■ **Written task**: Would you output the whole listing below, exactly as it reads?

■ **The input**:
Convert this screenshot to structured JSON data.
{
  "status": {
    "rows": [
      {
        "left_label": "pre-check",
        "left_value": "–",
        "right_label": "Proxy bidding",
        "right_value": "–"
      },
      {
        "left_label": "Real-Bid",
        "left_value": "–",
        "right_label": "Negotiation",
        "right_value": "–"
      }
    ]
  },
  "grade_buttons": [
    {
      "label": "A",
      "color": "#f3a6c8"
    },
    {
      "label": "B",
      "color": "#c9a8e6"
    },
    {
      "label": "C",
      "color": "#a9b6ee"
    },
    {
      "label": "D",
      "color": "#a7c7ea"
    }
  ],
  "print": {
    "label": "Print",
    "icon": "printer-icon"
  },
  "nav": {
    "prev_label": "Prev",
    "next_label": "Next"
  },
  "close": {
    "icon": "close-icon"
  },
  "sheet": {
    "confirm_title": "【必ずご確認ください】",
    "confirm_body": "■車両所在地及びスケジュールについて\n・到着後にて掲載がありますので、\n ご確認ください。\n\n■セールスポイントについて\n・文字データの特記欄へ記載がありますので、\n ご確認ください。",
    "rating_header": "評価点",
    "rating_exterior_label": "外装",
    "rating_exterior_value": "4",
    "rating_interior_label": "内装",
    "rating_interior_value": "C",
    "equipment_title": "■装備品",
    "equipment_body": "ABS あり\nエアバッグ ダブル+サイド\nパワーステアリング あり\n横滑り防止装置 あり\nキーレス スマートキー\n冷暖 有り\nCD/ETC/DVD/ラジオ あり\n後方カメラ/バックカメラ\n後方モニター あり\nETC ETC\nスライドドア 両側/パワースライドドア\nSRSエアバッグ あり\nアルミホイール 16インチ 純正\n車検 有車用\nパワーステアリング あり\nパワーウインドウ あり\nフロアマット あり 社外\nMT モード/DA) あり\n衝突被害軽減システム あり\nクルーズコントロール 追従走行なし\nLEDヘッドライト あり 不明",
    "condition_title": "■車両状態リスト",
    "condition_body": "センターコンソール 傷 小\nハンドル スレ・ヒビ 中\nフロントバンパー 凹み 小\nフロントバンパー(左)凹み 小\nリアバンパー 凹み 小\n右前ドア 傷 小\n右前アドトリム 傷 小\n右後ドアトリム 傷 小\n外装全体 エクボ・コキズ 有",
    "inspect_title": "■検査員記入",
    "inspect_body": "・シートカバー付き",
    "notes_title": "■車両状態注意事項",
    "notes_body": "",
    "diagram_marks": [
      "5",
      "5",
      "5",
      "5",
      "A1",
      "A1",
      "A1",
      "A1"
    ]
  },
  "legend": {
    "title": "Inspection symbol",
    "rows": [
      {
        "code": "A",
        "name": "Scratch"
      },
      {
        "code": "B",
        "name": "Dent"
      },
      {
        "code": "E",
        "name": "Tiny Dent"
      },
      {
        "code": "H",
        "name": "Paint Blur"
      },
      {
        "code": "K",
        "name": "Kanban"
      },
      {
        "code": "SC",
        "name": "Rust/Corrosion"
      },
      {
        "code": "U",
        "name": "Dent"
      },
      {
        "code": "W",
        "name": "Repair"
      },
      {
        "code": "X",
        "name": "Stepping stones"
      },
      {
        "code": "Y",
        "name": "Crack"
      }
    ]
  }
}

■ **Result**:
Convert this screenshot to structured JSON data.
{
  "status": {
    "rows": [
      {
        "left_label": "pre-check",
        "left_value": "–",
        "right_label": "Proxy bidding",
        "right_value": "–"
      },
      {
        "left_label": "Real-Bid",
        "left_value": "–",
        "right_label": "Negotiation",
        "right_value": "–"
      }
    ]
  },
  "grade_buttons": [
    {
      "label": "A",
      "color": "#f3a6c8"
    },
    {
      "label": "B",
      "color": "#c9a8e6"
    },
    {
      "label": "C",
      "color": "#a9b6ee"
    },
    {
      "label": "D",
      "color": "#a7c7ea"
    }
  ],
  "print": {
    "label": "Print",
    "icon": "printer-icon"
  },
  "nav": {
    "prev_label": "Prev",
    "next_label": "Next"
  },
  "close": {
    "icon": "close-icon"
  },
  "sheet": {
    "confirm_title": "【必ずご確認ください】",
    "confirm_body": "■車両所在地及びスケジュールについて\n・到着後にて掲載がありますので、\n ご確認ください。\n\n■セールスポイントについて\n・文字データの特記欄へ記載がありますので、\n ご確認ください。",
    "rating_header": "評価点",
    "rating_exterior_label": "外装",
    "rating_exterior_value": "4",
    "rating_interior_label": "内装",
    "rating_interior_value": "C",
    "equipment_title": "■装備品",
    "equipment_body": "ABS あり\nエアバッグ ダブル+サイド\nパワーステアリング あり\n横滑り防止装置 あり\nキーレス スマートキー\n冷暖 有り\nCD/ETC/DVD/ラジオ あり\n後方カメラ/バックカメラ\n後方モニター あり\nETC ETC\nスライドドア 両側/パワースライドドア\nSRSエアバッグ あり\nアルミホイール 16インチ 純正\n車検 有車用\nパワーステアリング あり\nパワーウインドウ あり\nフロアマット あり 社外\nMT モード/DA) あり\n衝突被害軽減システム あり\nクルーズコントロール 追従走行なし\nLEDヘッドライト あり 不明",
    "condition_title": "■車両状態リスト",
    "condition_body": "センターコンソール 傷 小\nハンドル スレ・ヒビ 中\nフロントバンパー 凹み 小\nフロントバンパー(左)凹み 小\nリアバンパー 凹み 小\n右前ドア 傷 小\n右前アドトリム 傷 小\n右後ドアトリム 傷 小\n外装全体 エクボ・コキズ 有",
    "inspect_title": "■検査員記入",
    "inspect_body": "・シートカバー付き",
    "notes_title": "■車両状態注意事項",
    "notes_body": "",
    "diagram_marks": [
      "5",
      "5",
      "5",
      "5",
      "A1",
      "A1",
      "A1",
      "A1"
    ]
  },
  "legend": {
    "title": "Inspection symbol",
    "rows": [
      {
        "code": "A",
        "name": "Scratch"
      },
      {
        "code": "B",
        "name": "Dent"
      },
      {
        "code": "E",
        "name": "Tiny Dent"
      },
      {
        "code": "H",
        "name": "Paint Blur"
      },
      {
        "code": "K",
        "name": "Kanban"
      },
      {
        "code": "SC",
        "name": "Rust/Corrosion"
      },
      {
        "code": "U",
        "name": "Dent"
      },
      {
        "code": "W",
        "name": "Repair"
      },
      {
        "code": "X",
        "name": "Stepping stones"
      },
      {
        "code": "Y",
        "name": "Crack"
      }
    ]
  }
}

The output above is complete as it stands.